Job —
Repeat the records below exactly as they appear.

Material for this task —
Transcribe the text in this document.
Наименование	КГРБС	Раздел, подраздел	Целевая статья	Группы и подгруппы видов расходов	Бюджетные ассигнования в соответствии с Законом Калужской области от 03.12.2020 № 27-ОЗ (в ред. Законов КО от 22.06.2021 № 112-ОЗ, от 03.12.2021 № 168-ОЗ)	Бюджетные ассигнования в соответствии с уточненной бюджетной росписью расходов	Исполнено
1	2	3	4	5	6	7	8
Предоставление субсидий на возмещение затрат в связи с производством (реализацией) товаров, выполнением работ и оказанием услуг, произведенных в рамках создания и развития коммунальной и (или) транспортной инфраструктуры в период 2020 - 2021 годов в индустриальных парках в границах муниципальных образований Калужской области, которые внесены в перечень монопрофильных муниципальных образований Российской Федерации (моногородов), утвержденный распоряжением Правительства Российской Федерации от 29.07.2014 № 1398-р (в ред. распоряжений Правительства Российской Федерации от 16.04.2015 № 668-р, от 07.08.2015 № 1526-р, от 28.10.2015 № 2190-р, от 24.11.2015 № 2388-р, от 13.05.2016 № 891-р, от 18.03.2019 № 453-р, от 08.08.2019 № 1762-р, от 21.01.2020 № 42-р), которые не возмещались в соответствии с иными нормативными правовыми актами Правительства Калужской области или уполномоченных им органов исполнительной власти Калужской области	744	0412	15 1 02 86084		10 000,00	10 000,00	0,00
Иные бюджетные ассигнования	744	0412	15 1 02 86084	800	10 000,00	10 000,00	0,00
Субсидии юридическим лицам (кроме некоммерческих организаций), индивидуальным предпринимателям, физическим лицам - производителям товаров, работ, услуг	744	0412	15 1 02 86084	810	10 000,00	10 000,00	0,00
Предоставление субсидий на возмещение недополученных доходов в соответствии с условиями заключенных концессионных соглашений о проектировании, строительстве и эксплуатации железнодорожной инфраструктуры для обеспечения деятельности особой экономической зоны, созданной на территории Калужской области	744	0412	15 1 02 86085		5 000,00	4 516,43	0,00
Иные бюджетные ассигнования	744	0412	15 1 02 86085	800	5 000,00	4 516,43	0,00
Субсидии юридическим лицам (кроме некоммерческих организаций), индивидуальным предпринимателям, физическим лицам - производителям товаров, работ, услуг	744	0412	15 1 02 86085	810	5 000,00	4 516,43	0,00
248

Finished task —
Transcribe the text in this document.
Наименование	КГРБС	Раздел, подраздел	Целевая статья	Группы и подгруппы видов расходов	Бюджетные ассигнования в соответствии с Законом Калужской области от 03.12.2020 № 27-ОЗ (в ред. Законов КО от 22.06.2021 № 112-ОЗ, от 03.12.2021 № 168-ОЗ)	Бюджетные ассигнования в соответствии с уточненной бюджетной росписью расходов	Исполнено
1	2	3	4	5	6	7	8
Предоставление субсидий на возмещение затрат в связи с производством (реализацией) товаров, выполнением работ и оказанием услуг, произведенных в рамках создания и развития коммунальной и (или) транспортной инфраструктуры в период 2020 - 2021 годов в индустриальных парках в границах муниципальных образований Калужской области, которые внесены в перечень монопрофильных муниципальных образований Российской Федерации (моногородов), утвержденный распоряжением Правительства Российской Федерации от 29.07.2014 № 1398-р (в ред. распоряжений Правительства Российской Федерации от 16.04.2015 № 668-р, от 07.08.2015 № 1526-р, от 28.10.2015 № 2190-р, от 24.11.2015 № 2388-р, от 13.05.2016 № 891-р, от 18.03.2019 № 453-р, от 08.08.2019 № 1762-р, от 21.01.2020 № 42-р), которые не возмещались в соответствии с иными нормативными правовыми актами Правительства Калужской области или уполномоченных им органов исполнительной власти Калужской области	744	0412	15 1 02 86084		10 000,00	10 000,00	0,00
Иные бюджетные ассигнования	744	0412	15 1 02 86084	800	10 000,00	10 000,00	0,00
Субсидии юридическим лицам (кроме некоммерческих организаций), индивидуальным предпринимателям, физическим лицам - производителям товаров, работ, услуг	744	0412	15 1 02 86084	810	10 000,00	10 000,00	0,00
Предоставление субсидий на возмещение недополученных доходов в соответствии с условиями заключенных концессионных соглашений о проектировании, строительстве и эксплуатации железнодорожной инфраструктуры для обеспечения деятельности особой экономической зоны, созданной на территории Калужской области	744	0412	15 1 02 86085		5 000,00	4 516,43	0,00
Иные бюджетные ассигнования	744	0412	15 1 02 86085	800	5 000,00	4 516,43	0,00
Субсидии юридическим лицам (кроме некоммерческих организаций), индивидуальным предпринимателям, физическим лицам - производителям товаров, работ, услуг	744	0412	15 1 02 86085	810	5 000,00	4 516,43	0,00
248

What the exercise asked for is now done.